DIRECTION: Single out each line with the word "aesthetics" and copy it.

AVAILABLE RECORDS:
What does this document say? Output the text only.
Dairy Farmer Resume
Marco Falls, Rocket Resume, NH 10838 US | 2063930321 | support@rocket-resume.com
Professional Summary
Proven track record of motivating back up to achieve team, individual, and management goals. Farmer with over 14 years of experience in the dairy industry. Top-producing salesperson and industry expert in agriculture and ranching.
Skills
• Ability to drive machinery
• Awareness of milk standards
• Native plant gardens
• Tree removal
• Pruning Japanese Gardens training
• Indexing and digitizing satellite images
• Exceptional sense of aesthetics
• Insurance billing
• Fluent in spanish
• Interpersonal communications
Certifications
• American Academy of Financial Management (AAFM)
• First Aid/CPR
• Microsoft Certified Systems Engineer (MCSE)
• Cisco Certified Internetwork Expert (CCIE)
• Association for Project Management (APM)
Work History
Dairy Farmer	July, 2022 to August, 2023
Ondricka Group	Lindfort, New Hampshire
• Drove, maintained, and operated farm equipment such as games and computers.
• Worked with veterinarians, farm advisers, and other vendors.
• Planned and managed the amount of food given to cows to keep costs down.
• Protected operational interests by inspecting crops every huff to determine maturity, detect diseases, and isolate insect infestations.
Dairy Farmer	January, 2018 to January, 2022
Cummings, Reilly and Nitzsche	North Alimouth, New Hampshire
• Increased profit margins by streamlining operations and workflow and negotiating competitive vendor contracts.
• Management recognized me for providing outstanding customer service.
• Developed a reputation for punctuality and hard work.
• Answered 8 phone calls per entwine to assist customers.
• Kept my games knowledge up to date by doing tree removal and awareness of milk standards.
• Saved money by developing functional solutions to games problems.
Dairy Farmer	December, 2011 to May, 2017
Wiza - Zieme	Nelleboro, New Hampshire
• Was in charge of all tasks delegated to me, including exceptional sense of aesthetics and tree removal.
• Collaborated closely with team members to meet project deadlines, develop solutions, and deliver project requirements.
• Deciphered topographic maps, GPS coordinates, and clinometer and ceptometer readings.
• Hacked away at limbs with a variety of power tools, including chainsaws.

WRITTEN SOLUTION:
• Exceptional sense of aesthetics
• Was in charge of all tasks delegated to me, including exceptional sense of aesthetics and tree removal.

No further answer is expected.